-- Task goal --
Reproduce the entire listing word for word.

--- START ---

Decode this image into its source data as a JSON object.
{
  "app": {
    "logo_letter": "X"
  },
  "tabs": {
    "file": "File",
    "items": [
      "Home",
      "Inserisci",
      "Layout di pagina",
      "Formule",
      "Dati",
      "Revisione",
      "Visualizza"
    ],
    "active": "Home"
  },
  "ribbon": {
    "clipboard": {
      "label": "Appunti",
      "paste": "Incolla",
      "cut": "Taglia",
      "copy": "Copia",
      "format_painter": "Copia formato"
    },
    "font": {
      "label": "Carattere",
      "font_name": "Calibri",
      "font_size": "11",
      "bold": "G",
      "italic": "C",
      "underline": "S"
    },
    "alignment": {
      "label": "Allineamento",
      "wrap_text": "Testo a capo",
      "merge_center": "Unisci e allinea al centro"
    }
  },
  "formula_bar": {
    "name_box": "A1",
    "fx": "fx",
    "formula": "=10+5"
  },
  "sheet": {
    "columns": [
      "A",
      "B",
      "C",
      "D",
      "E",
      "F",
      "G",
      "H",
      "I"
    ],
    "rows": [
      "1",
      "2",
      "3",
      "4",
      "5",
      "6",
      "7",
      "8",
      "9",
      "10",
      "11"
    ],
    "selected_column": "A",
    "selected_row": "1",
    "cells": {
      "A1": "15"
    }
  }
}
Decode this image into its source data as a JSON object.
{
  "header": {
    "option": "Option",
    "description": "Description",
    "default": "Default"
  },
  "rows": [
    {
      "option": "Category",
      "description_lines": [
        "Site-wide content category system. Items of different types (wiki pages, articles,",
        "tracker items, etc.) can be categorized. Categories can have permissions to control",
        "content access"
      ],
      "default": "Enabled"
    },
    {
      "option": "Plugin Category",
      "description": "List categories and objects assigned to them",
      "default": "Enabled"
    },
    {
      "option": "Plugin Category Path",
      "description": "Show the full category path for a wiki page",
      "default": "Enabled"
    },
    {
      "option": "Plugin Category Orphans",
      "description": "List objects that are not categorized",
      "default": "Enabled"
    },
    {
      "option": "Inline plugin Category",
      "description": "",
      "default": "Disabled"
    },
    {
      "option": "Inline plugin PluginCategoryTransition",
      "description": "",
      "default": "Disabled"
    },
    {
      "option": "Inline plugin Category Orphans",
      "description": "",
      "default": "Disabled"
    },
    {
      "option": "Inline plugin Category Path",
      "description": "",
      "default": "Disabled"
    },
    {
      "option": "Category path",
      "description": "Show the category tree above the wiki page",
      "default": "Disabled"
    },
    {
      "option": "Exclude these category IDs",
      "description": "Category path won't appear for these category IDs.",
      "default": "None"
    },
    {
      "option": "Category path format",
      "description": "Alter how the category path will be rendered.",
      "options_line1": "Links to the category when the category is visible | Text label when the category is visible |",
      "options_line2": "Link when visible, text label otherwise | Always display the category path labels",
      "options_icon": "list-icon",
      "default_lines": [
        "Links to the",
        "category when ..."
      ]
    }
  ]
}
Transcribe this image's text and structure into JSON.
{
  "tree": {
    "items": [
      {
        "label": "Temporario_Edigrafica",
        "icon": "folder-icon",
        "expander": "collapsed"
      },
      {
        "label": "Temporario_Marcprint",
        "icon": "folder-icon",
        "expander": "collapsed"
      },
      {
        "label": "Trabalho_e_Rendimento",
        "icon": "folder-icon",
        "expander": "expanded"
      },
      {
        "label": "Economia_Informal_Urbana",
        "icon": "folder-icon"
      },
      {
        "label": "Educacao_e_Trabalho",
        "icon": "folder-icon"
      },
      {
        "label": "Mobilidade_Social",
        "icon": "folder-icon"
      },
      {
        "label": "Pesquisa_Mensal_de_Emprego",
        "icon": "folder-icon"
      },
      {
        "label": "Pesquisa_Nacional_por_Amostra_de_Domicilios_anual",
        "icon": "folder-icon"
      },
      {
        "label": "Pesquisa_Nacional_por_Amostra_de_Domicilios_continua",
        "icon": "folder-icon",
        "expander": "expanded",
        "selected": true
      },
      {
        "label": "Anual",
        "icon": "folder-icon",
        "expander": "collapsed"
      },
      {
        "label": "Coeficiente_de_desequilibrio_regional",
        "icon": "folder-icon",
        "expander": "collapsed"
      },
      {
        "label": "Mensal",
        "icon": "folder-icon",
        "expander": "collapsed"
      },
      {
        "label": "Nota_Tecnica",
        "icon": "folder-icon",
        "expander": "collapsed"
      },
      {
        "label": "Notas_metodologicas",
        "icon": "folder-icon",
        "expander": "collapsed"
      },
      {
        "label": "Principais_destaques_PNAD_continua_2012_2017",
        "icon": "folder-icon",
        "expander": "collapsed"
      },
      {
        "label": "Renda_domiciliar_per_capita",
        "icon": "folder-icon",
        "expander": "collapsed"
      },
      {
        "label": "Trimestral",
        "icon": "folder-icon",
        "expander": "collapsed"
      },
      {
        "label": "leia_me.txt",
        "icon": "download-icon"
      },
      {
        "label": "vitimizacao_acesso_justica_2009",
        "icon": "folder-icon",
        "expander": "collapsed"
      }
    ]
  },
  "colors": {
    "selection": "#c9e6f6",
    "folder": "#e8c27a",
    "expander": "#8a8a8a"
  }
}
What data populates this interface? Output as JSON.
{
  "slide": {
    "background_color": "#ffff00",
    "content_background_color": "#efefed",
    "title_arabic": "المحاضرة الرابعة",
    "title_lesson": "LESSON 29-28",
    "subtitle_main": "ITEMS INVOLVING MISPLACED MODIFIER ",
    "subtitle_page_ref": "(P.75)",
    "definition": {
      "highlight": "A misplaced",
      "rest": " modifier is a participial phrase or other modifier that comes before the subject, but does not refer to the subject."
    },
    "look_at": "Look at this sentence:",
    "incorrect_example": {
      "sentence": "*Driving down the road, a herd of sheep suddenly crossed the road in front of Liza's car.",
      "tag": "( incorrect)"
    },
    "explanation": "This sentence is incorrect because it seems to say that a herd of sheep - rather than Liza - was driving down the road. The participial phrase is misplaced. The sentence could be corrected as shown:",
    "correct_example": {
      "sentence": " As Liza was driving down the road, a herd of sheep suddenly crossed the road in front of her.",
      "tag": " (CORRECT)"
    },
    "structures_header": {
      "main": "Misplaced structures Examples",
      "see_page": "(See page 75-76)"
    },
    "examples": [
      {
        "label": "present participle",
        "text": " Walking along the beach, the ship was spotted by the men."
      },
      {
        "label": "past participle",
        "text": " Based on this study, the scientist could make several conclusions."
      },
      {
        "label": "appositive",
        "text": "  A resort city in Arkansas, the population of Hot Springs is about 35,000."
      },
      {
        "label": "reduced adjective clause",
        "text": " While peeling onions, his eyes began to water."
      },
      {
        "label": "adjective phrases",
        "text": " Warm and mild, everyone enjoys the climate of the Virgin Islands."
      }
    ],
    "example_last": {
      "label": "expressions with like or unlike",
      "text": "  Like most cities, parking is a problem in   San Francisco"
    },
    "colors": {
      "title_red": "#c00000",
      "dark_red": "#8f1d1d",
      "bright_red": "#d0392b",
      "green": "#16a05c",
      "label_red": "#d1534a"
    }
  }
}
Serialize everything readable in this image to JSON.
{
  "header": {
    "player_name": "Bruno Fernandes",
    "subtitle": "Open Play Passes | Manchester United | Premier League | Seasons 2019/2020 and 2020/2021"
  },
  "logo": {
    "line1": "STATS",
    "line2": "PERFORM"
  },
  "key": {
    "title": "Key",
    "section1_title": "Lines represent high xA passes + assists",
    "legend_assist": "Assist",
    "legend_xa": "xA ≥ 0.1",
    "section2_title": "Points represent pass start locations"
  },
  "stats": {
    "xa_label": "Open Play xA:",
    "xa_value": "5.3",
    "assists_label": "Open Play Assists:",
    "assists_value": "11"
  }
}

--- END ---

-- Output below --
Decode this image into its source data as a JSON object.
{
  "app": {
    "logo_letter": "X"
  },
  "tabs": {
    "file": "File",
    "items": [
      "Home",
      "Inserisci",
      "Layout di pagina",
      "Formule",
      "Dati",
      "Revisione",
      "Visualizza"
    ],
    "active": "Home"
  },
  "ribbon": {
    "clipboard": {
      "label": "Appunti",
      "paste": "Incolla",
      "cut": "Taglia",
      "copy": "Copia",
      "format_painter": "Copia formato"
    },
    "font": {
      "label": "Carattere",
      "font_name": "Calibri",
      "font_size": "11",
      "bold": "G",
      "italic": "C",
      "underline": "S"
    },
    "alignment": {
      "label": "Allineamento",
      "wrap_text": "Testo a capo",
      "merge_center": "Unisci e allinea al centro"
    }
  },
  "formula_bar": {
    "name_box": "A1",
    "fx": "fx",
    "formula": "=10+5"
  },
  "sheet": {
    "columns": [
      "A",
      "B",
      "C",
      "D",
      "E",
      "F",
      "G",
      "H",
      "I"
    ],
    "rows": [
      "1",
      "2",
      "3",
      "4",
      "5",
      "6",
      "7",
      "8",
      "9",
      "10",
      "11"
    ],
    "selected_column": "A",
    "selected_row": "1",
    "cells": {
      "A1": "15"
    }
  }
}
Decode this image into its source data as a JSON object.
{
  "header": {
    "option": "Option",
    "description": "Description",
    "default": "Default"
  },
  "rows": [
    {
      "option": "Category",
      "description_lines": [
        "Site-wide content category system. Items of different types (wiki pages, articles,",
        "tracker items, etc.) can be categorized. Categories can have permissions to control",
        "content access"
      ],
      "default": "Enabled"
    },
    {
      "option": "Plugin Category",
      "description": "List categories and objects assigned to them",
      "default": "Enabled"
    },
    {
      "option": "Plugin Category Path",
      "description": "Show the full category path for a wiki page",
      "default": "Enabled"
    },
    {
      "option": "Plugin Category Orphans",
      "description": "List objects that are not categorized",
      "default": "Enabled"
    },
    {
      "option": "Inline plugin Category",
      "description": "",
      "default": "Disabled"
    },
    {
      "option": "Inline plugin PluginCategoryTransition",
      "description": "",
      "default": "Disabled"
    },
    {
      "option": "Inline plugin Category Orphans",
      "description": "",
      "default": "Disabled"
    },
    {
      "option": "Inline plugin Category Path",
      "description": "",
      "default": "Disabled"
    },
    {
      "option": "Category path",
      "description": "Show the category tree above the wiki page",
      "default": "Disabled"
    },
    {
      "option": "Exclude these category IDs",
      "description": "Category path won't appear for these category IDs.",
      "default": "None"
    },
    {
      "option": "Category path format",
      "description": "Alter how the category path will be rendered.",
      "options_line1": "Links to the category when the category is visible | Text label when the category is visible |",
      "options_line2": "Link when visible, text label otherwise | Always display the category path labels",
      "options_icon": "list-icon",
      "default_lines": [
        "Links to the",
        "category when ..."
      ]
    }
  ]
}
Transcribe this image's text and structure into JSON.
{
  "tree": {
    "items": [
      {
        "label": "Temporario_Edigrafica",
        "icon": "folder-icon",
        "expander": "collapsed"
      },
      {
        "label": "Temporario_Marcprint",
        "icon": "folder-icon",
        "expander": "collapsed"
      },
      {
        "label": "Trabalho_e_Rendimento",
        "icon": "folder-icon",
        "expander": "expanded"
      },
      {
        "label": "Economia_Informal_Urbana",
        "icon": "folder-icon"
      },
      {
        "label": "Educacao_e_Trabalho",
        "icon": "folder-icon"
      },
      {
        "label": "Mobilidade_Social",
        "icon": "folder-icon"
      },
      {
        "label": "Pesquisa_Mensal_de_Emprego",
        "icon": "folder-icon"
      },
      {
        "label": "Pesquisa_Nacional_por_Amostra_de_Domicilios_anual",
        "icon": "folder-icon"
      },
      {
        "label": "Pesquisa_Nacional_por_Amostra_de_Domicilios_continua",
        "icon": "folder-icon",
        "expander": "expanded",
        "selected": true
      },
      {
        "label": "Anual",
        "icon": "folder-icon",
        "expander": "collapsed"
      },
      {
        "label": "Coeficiente_de_desequilibrio_regional",
        "icon": "folder-icon",
        "expander": "collapsed"
      },
      {
        "label": "Mensal",
        "icon": "folder-icon",
        "expander": "collapsed"
      },
      {
        "label": "Nota_Tecnica",
        "icon": "folder-icon",
        "expander": "collapsed"
      },
      {
        "label": "Notas_metodologicas",
        "icon": "folder-icon",
        "expander": "collapsed"
      },
      {
        "label": "Principais_destaques_PNAD_continua_2012_2017",
        "icon": "folder-icon",
        "expander": "collapsed"
      },
      {
        "label": "Renda_domiciliar_per_capita",
        "icon": "folder-icon",
        "expander": "collapsed"
      },
      {
        "label": "Trimestral",
        "icon": "folder-icon",
        "expander": "collapsed"
      },
      {
        "label": "leia_me.txt",
        "icon": "download-icon"
      },
      {
        "label": "vitimizacao_acesso_justica_2009",
        "icon": "folder-icon",
        "expander": "collapsed"
      }
    ]
  },
  "colors": {
    "selection": "#c9e6f6",
    "folder": "#e8c27a",
    "expander": "#8a8a8a"
  }
}
What data populates this interface? Output as JSON.
{
  "slide": {
    "background_color": "#ffff00",
    "content_background_color": "#efefed",
    "title_arabic": "المحاضرة الرابعة",
    "title_lesson": "LESSON 29-28",
    "subtitle_main": "ITEMS INVOLVING MISPLACED MODIFIER ",
    "subtitle_page_ref": "(P.75)",
    "definition": {
      "highlight": "A misplaced",
      "rest": " modifier is a participial phrase or other modifier that comes before the subject, but does not refer to the subject."
    },
    "look_at": "Look at this sentence:",
    "incorrect_example": {
      "sentence": "*Driving down the road, a herd of sheep suddenly crossed the road in front of Liza's car.",
      "tag": "( incorrect)"
    },
    "explanation": "This sentence is incorrect because it seems to say that a herd of sheep - rather than Liza - was driving down the road. The participial phrase is misplaced. The sentence could be corrected as shown:",
    "correct_example": {
      "sentence": " As Liza was driving down the road, a herd of sheep suddenly crossed the road in front of her.",
      "tag": " (CORRECT)"
    },
    "structures_header": {
      "main": "Misplaced structures Examples",
      "see_page": "(See page 75-76)"
    },
    "examples": [
      {
        "label": "present participle",
        "text": " Walking along the beach, the ship was spotted by the men."
      },
      {
        "label": "past participle",
        "text": " Based on this study, the scientist could make several conclusions."
      },
      {
        "label": "appositive",
        "text": "  A resort city in Arkansas, the population of Hot Springs is about 35,000."
      },
      {
        "label": "reduced adjective clause",
        "text": " While peeling onions, his eyes began to water."
      },
      {
        "label": "adjective phrases",
        "text": " Warm and mild, everyone enjoys the climate of the Virgin Islands."
      }
    ],
    "example_last": {
      "label": "expressions with like or unlike",
      "text": "  Like most cities, parking is a problem in   San Francisco"
    },
    "colors": {
      "title_red": "#c00000",
      "dark_red": "#8f1d1d",
      "bright_red": "#d0392b",
      "green": "#16a05c",
      "label_red": "#d1534a"
    }
  }
}
Serialize everything readable in this image to JSON.
{
  "header": {
    "player_name": "Bruno Fernandes",
    "subtitle": "Open Play Passes | Manchester United | Premier League | Seasons 2019/2020 and 2020/2021"
  },
  "logo": {
    "line1": "STATS",
    "line2": "PERFORM"
  },
  "key": {
    "title": "Key",
    "section1_title": "Lines represent high xA passes + assists",
    "legend_assist": "Assist",
    "legend_xa": "xA ≥ 0.1",
    "section2_title": "Points represent pass start locations"
  },
  "stats": {
    "xa_label": "Open Play xA:",
    "xa_value": "5.3",
    "assists_label": "Open Play Assists:",
    "assists_value": "11"
  }
}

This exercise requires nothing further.